*SELECTED PASSAGE*:
— START —

Click here to visit the Cambodia chronology page and read about the history of the Angkor region.
As impressive as are the temples of Angkor, it was the whole complex of 72 major monuments and the irrigation system that made it one of the architectural wonders of the world. Yet only when Bernard Groslier made aerial surveys after World War II was its full extent rediscovered. As it expanded from about AD 9000, the kings built temples to glorify their lives and assure their apotheoses. As temples were added, so too were canals with dikes, moats and reservoirs called barays. The hydraulic system was used for transportation and, most important, for rice cultivation to support a surrounding population of about one million. Temples were made of brick or stone, materials reserved for the gods. Even the kings' palaces were wooden and none survive. The countryside was planted in rice and other grains, and trees were cultivated for fruit. Groslier notes that the Khmer had an integrated concept of the universe. "In Angkor this was reflected by a harmonious combination of a powerful political organization, a strong, centralized and uniform society and fabulous technical organization for rice cultivation - and over these elements was an artistic genius and deep religious belief."

— END —

*GIVEN DATA*:
— START —

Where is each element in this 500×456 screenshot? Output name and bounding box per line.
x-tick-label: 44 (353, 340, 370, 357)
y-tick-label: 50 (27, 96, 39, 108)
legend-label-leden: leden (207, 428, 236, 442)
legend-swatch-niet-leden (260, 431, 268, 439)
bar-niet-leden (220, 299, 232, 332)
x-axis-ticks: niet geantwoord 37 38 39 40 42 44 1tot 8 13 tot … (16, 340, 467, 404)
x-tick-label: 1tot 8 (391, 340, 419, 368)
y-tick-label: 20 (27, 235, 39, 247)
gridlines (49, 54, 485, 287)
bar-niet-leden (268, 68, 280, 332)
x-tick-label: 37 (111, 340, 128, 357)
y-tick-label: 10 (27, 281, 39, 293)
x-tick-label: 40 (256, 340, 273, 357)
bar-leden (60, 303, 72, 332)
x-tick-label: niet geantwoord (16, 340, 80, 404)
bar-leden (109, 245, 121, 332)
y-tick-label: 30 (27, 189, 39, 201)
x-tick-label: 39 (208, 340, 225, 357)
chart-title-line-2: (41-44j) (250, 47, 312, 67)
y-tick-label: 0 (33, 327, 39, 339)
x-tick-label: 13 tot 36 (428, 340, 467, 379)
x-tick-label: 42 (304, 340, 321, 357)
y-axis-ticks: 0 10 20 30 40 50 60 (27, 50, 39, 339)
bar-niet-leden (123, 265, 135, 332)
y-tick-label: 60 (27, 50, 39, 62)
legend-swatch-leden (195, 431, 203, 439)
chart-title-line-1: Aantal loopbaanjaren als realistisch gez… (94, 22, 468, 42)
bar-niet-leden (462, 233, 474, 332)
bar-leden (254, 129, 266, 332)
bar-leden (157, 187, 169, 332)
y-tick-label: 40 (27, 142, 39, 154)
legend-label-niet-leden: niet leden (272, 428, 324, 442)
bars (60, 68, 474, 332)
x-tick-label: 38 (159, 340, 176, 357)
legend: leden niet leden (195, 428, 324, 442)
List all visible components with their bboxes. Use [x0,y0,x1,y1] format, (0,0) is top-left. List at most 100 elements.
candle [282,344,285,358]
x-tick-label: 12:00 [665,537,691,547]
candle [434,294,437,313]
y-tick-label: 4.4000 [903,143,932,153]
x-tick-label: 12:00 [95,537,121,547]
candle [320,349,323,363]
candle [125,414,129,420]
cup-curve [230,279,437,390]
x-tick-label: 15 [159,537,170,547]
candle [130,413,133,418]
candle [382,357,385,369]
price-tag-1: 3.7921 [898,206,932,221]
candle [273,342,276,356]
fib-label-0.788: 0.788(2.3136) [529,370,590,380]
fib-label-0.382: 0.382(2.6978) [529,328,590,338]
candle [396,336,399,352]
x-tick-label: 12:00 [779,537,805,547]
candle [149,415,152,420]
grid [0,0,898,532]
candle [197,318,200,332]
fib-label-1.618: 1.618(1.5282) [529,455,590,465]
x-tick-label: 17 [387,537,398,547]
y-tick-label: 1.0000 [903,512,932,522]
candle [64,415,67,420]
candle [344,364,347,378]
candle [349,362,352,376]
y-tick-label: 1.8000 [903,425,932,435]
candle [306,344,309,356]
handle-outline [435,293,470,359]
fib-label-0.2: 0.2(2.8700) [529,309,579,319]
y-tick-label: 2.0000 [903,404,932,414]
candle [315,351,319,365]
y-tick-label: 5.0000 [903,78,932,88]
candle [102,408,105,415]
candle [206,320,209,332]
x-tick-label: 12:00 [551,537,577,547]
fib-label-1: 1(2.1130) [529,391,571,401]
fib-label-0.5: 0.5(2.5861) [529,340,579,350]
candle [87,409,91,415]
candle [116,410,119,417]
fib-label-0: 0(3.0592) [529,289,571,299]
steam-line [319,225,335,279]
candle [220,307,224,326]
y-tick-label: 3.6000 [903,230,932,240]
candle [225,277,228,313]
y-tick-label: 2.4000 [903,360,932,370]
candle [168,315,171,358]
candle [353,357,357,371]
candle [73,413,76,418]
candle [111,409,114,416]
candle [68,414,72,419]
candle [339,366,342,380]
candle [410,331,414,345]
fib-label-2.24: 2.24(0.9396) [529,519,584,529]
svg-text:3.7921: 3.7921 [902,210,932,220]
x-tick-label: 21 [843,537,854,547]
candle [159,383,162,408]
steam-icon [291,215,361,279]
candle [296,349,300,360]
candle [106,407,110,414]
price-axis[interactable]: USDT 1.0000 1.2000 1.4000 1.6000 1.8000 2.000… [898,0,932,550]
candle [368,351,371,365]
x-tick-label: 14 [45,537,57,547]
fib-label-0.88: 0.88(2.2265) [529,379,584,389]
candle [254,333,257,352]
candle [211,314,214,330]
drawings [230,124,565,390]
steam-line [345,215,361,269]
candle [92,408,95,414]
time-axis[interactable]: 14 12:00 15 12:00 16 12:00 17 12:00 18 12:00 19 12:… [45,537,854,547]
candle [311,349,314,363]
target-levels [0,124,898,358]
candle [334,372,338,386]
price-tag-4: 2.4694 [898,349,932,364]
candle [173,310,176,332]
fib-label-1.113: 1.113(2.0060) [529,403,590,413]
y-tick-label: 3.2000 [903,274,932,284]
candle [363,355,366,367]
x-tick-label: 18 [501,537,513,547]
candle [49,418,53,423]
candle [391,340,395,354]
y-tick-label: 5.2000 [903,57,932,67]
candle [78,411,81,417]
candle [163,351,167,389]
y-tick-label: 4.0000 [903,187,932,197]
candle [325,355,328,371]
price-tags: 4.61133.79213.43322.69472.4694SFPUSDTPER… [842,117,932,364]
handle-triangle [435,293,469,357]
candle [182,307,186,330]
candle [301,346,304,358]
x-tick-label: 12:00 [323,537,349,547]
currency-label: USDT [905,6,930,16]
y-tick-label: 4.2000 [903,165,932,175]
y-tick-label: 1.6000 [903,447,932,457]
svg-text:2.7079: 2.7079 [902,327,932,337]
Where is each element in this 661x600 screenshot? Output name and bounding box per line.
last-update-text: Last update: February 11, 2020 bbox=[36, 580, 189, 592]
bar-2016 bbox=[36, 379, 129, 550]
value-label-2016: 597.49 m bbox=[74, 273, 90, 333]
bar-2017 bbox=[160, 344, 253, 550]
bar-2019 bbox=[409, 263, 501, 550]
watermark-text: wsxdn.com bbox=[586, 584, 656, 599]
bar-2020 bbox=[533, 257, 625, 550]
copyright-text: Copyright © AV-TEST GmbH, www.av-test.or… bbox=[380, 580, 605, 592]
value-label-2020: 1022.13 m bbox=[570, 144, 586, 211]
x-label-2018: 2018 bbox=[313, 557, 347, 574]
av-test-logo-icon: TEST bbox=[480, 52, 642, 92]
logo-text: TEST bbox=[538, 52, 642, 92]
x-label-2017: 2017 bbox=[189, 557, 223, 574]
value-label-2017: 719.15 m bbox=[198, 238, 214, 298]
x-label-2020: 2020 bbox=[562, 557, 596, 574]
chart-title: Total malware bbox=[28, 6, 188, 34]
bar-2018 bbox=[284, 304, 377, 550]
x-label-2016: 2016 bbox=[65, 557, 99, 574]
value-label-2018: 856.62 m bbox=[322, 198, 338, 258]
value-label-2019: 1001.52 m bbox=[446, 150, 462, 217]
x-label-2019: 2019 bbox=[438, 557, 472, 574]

— END —

*ACTIONS TO TAKE*:
(1) Answer these from the Angkor passage:
(a) Who rediscovered the full extent of the complex through aerial surveys after World War II?
(b) What two uses did the hydraulic system serve?
(c) From what materials were the temples built?
(2) Using the Angkor passage, explain why none of the kings' palaces survive.
(3) Write the next few sentences of the Angkor passage, following on from Groslier's quotation.

*OUTPUTS*:
(1)
(a) Bernard Groslier
(b) Transportation and rice cultivation
(c) Brick or stone

(2) Brick and stone were reserved for the gods, so they were used for temples. Even the kings' palaces were built of wood, and none of them survive.

(3)
Don't make the mistake of taking the ferry from Phnom Penh to Siem Reap/Angkor - it's one of the few remaining danger spots in Cambodia - fishermen armed with AK47s like to do target practice on the passing ferries. Trains are to be avoided, too - several western tourists were murdered fairly recently when they tried to travel through Cambodia by train. Do as we did then, and fly from Phnom Penh to Siem Reap. We stayed at the Nokor Kok Thom hotel in Siem Reap - one of the most popular but poor value (US$95 a night for "Motel 6" type quality). We checked out some cheaper hotels at US$35 a night but each one had problems (overbooked, noisy, smelly...) The Angkor Village looked nice but at US$35 a night it books up months in advance. The 2 bedroom villas of the Grand Hotel of Angkor looked nice, too, but at US$2300 per night (no misprint!) they were a little outside our budget...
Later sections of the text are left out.